> [SHORT PROBLEM]
Copy out every line that contains the word "Claimant".

> [DATA SHOWN]
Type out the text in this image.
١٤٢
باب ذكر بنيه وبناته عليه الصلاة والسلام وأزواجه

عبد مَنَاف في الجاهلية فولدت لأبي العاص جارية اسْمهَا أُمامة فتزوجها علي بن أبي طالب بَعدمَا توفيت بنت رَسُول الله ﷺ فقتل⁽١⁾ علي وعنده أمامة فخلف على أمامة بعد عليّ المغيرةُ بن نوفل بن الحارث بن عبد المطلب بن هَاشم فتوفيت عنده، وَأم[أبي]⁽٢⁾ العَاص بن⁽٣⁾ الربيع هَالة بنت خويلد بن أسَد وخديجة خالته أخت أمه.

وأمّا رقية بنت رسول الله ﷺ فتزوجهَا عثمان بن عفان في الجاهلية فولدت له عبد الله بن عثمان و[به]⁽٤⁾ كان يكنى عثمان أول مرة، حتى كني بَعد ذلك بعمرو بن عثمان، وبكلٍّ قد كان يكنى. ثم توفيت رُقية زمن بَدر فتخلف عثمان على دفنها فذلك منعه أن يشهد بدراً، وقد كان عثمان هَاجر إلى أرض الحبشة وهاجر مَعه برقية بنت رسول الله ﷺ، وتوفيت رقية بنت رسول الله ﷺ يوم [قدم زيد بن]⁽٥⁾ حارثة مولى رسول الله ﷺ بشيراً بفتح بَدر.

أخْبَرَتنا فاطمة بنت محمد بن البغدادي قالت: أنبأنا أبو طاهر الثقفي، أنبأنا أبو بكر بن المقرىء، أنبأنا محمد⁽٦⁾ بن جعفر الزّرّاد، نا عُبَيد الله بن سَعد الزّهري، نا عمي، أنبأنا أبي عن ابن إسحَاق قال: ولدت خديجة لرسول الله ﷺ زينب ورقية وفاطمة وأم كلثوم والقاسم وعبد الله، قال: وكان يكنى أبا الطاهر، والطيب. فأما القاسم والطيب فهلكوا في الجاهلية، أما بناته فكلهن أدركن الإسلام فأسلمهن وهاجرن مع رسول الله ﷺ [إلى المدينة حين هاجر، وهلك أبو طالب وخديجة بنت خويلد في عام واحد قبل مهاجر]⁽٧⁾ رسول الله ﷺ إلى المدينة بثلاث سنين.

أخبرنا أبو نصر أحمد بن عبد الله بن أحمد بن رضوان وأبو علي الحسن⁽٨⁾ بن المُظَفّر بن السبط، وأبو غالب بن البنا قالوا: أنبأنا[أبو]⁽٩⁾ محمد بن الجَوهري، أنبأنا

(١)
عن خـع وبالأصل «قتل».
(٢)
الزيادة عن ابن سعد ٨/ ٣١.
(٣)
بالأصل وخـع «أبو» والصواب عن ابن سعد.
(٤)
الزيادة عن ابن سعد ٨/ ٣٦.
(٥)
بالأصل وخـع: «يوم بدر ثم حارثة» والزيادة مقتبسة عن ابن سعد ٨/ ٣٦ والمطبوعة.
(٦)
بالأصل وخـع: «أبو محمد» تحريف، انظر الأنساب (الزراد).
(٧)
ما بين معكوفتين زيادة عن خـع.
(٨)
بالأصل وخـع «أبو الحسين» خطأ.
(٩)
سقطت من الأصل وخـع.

==

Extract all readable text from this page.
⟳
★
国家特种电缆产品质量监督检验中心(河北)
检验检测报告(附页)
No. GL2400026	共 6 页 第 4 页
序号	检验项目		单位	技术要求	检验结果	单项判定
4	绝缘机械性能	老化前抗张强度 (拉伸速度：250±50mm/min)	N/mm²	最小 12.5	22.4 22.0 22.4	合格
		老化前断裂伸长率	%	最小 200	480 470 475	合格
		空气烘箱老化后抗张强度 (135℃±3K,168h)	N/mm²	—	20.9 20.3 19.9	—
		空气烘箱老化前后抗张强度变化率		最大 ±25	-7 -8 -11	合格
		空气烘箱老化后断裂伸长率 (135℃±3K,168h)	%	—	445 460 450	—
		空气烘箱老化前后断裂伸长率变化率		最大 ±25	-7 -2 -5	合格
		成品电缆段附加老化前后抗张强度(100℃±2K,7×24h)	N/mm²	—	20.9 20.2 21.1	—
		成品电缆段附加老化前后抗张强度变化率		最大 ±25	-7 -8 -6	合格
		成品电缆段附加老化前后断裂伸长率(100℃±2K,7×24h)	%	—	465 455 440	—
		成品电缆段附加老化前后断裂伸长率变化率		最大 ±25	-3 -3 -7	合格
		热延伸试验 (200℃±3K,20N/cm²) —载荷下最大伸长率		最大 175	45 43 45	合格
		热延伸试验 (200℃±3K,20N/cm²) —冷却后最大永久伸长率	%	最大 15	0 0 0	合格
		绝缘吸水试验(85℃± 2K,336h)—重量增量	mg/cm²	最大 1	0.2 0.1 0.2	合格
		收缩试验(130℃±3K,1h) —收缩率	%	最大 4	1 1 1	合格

...

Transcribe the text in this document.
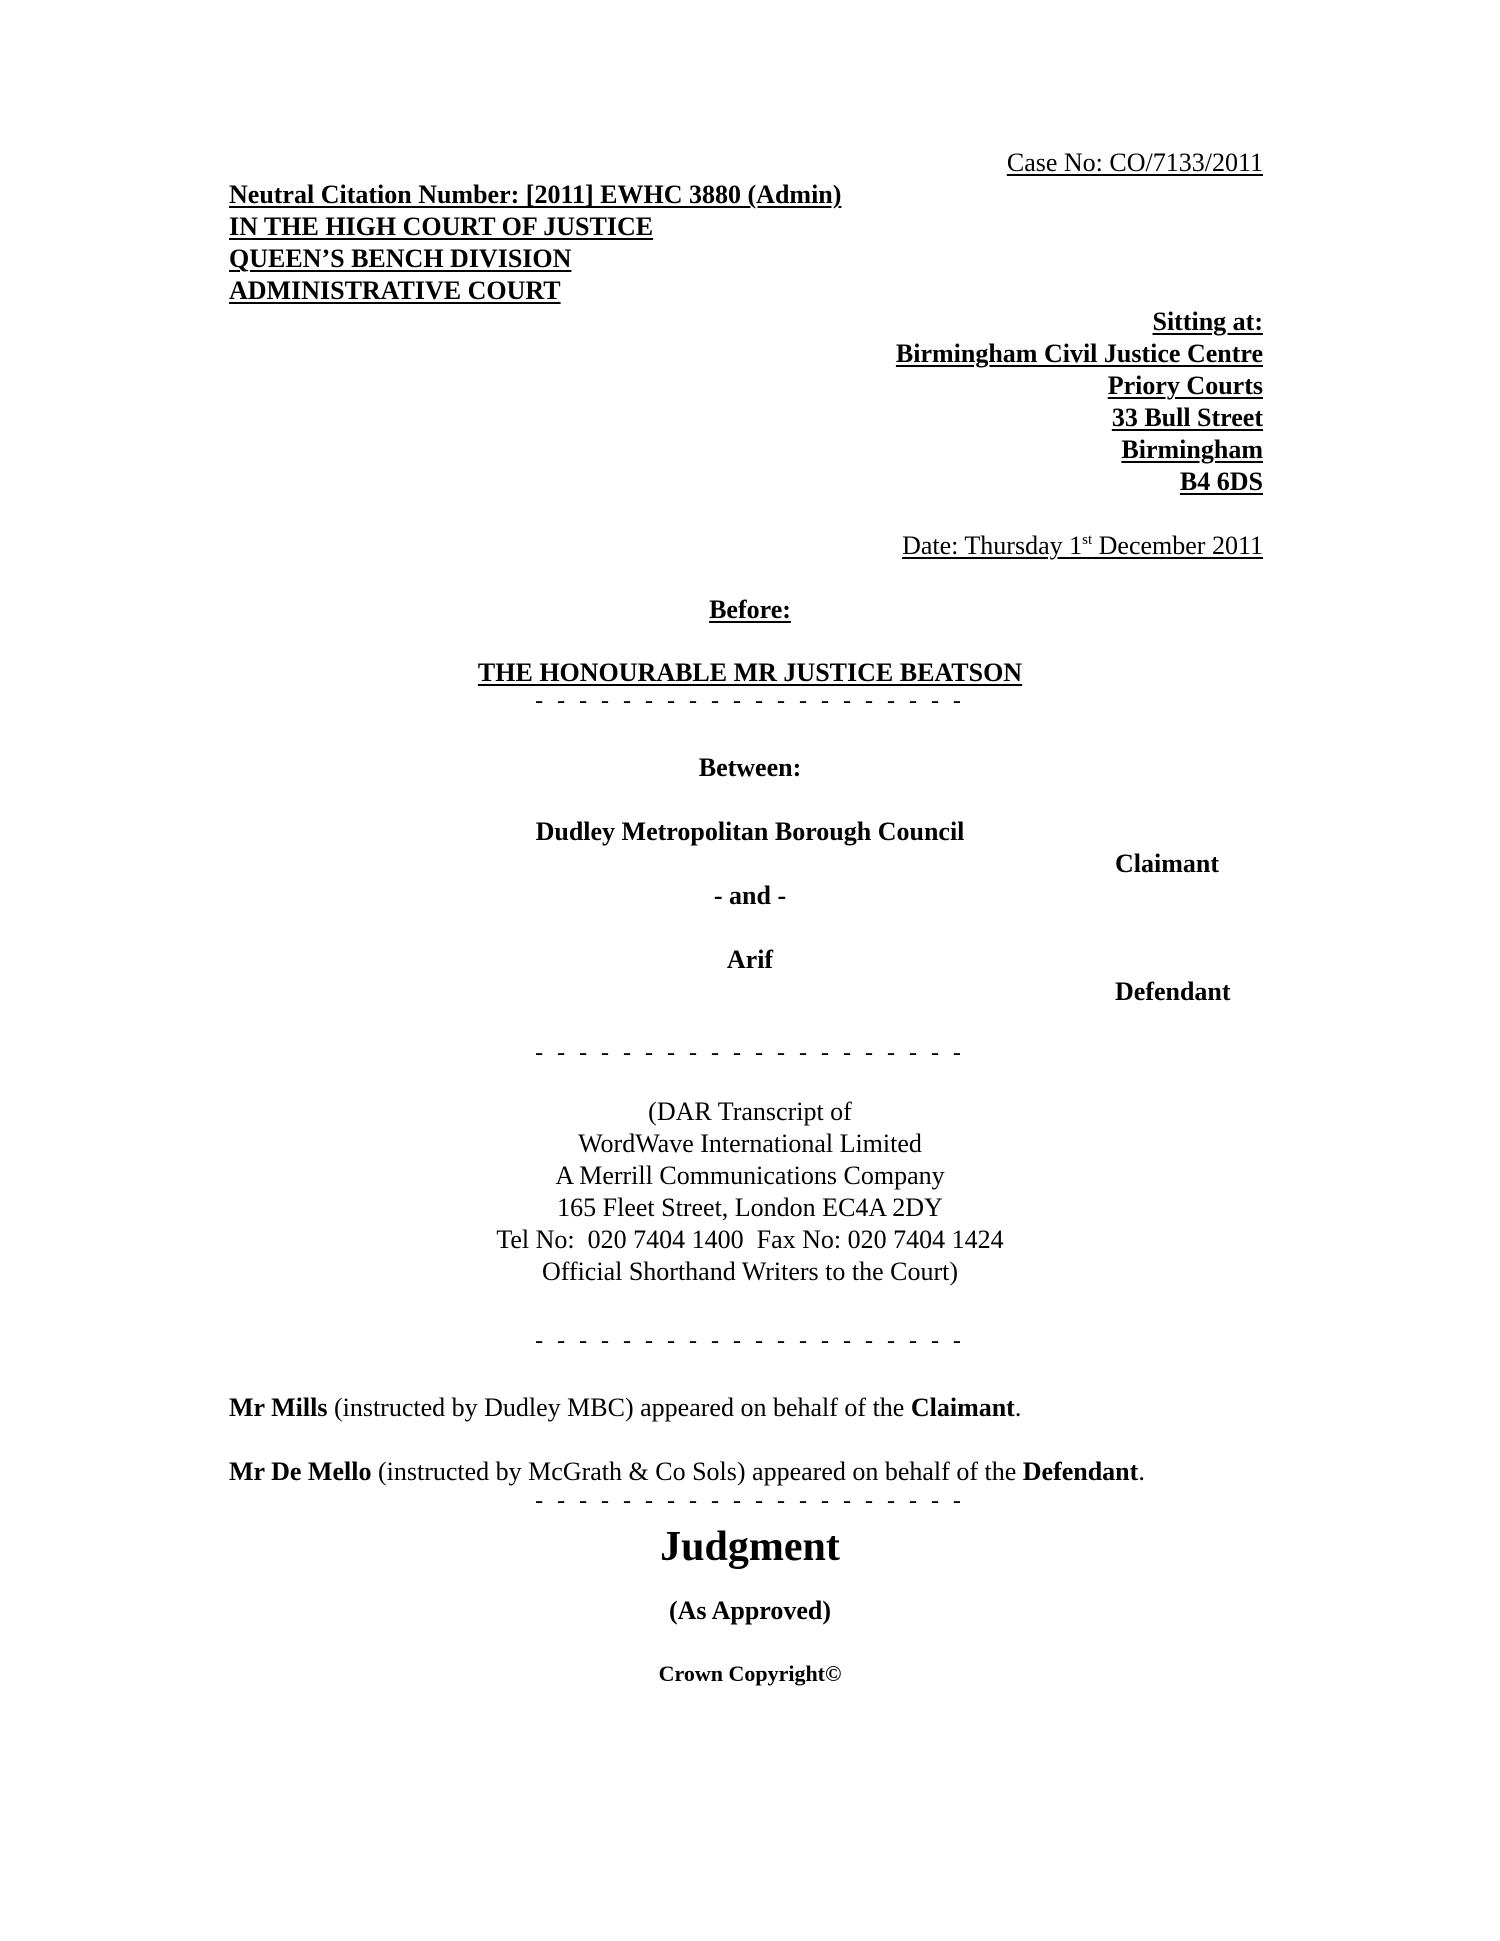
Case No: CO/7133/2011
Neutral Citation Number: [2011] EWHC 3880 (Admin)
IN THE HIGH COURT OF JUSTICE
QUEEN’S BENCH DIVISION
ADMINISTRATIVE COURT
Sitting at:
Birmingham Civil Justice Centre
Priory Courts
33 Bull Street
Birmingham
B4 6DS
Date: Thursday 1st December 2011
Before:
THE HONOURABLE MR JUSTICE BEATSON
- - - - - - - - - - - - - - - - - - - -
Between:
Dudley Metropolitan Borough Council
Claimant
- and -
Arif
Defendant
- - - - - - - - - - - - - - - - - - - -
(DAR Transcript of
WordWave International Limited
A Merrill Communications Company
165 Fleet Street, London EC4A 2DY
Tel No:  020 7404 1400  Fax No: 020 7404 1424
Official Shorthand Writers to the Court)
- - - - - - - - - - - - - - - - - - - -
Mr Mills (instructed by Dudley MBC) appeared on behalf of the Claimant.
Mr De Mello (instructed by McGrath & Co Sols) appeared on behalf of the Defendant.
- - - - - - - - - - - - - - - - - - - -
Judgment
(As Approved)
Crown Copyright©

> [EXERCISE ANSWER]
Claimant
Mr Mills (instructed by Dudley MBC) appeared on behalf of the Claimant.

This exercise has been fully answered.